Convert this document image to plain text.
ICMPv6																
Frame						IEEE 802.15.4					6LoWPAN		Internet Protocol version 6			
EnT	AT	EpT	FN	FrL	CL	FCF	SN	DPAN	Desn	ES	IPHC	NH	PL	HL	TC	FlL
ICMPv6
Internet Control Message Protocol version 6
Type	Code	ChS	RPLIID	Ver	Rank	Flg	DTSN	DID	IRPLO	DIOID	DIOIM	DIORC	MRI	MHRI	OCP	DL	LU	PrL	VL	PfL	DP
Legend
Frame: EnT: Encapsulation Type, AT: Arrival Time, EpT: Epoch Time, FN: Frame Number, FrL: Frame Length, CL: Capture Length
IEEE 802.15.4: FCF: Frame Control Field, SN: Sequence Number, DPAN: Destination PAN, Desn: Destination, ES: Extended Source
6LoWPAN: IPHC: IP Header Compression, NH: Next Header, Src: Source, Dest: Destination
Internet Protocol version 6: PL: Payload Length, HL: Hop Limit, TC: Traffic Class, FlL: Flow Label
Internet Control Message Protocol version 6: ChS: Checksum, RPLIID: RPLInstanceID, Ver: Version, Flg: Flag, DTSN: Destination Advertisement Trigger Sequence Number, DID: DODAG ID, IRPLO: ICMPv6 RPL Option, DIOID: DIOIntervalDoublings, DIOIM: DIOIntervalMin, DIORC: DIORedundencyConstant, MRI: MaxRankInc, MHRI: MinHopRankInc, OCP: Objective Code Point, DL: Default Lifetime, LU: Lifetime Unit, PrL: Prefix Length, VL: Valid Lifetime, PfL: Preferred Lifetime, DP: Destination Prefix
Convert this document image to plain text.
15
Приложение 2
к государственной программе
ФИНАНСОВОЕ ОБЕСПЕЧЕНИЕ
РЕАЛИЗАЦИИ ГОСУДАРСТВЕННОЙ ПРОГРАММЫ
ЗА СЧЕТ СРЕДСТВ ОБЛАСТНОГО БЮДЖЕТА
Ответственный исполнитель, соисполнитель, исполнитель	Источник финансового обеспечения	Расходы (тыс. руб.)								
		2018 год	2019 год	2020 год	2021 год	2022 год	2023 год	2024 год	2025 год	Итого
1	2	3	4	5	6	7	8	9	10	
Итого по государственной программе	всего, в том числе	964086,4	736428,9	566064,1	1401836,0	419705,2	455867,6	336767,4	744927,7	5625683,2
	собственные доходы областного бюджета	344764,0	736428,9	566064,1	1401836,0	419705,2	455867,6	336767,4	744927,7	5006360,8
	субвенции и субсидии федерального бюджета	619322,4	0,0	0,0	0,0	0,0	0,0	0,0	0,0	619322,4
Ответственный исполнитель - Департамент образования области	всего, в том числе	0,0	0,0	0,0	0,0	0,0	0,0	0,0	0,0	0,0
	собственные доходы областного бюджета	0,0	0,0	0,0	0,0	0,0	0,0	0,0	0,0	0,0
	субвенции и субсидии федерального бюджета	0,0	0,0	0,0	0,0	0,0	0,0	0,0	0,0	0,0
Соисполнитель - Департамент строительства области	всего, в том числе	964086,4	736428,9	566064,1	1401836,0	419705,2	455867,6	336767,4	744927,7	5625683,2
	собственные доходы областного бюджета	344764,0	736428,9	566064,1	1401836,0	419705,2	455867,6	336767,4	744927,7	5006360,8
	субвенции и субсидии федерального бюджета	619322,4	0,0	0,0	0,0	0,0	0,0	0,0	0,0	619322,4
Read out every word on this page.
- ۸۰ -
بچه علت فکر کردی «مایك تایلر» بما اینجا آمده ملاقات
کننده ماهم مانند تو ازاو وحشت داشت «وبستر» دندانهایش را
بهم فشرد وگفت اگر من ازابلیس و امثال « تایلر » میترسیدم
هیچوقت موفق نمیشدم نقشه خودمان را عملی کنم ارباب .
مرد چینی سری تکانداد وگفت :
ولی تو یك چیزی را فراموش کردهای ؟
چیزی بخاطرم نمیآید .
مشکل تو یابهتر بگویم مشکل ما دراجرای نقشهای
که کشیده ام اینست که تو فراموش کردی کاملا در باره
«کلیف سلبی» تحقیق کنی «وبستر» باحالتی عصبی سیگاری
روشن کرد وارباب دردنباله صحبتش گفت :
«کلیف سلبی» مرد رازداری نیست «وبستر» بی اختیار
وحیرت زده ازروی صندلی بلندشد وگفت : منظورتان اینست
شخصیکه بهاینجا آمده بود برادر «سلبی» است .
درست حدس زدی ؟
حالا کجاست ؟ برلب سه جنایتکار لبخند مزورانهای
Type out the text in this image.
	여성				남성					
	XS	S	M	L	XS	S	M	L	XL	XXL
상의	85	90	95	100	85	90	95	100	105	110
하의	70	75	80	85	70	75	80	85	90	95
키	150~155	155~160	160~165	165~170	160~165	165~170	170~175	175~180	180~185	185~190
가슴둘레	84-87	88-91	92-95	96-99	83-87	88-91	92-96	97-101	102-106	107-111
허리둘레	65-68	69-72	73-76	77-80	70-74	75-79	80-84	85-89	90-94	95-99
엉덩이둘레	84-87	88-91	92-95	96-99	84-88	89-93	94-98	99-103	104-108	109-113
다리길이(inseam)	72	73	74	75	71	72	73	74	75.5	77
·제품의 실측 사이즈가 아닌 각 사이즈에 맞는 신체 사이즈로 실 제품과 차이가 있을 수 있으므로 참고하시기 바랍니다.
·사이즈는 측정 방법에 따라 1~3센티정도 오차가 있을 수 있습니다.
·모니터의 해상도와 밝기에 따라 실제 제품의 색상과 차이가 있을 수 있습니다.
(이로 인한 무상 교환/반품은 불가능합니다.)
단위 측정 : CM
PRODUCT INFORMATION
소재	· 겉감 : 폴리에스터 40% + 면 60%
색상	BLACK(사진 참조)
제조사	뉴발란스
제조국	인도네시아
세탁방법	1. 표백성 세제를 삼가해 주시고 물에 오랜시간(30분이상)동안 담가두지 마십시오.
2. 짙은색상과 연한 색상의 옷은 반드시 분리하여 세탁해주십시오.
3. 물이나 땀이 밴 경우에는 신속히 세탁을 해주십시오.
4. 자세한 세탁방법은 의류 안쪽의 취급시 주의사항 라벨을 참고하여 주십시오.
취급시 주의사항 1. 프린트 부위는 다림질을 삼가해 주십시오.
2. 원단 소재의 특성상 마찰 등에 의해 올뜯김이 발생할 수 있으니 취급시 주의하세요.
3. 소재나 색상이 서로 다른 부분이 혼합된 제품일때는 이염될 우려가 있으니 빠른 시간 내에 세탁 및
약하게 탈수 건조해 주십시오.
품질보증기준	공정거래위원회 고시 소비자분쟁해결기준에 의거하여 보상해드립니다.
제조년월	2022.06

* **GOAL**
From the entries, copy out each line containing the word "области".

* **RIGHT ANSWER**
Ответственный исполнитель - Департамент образования области	всего, в том числе	0,0	0,0	0,0	0,0	0,0	0,0	0,0	0,0	0,0
Соисполнитель - Департамент строительства области	всего, в том числе	964086,4	736428,9	566064,1	1401836,0	419705,2	455867,6	336767,4	744927,7	5625683,2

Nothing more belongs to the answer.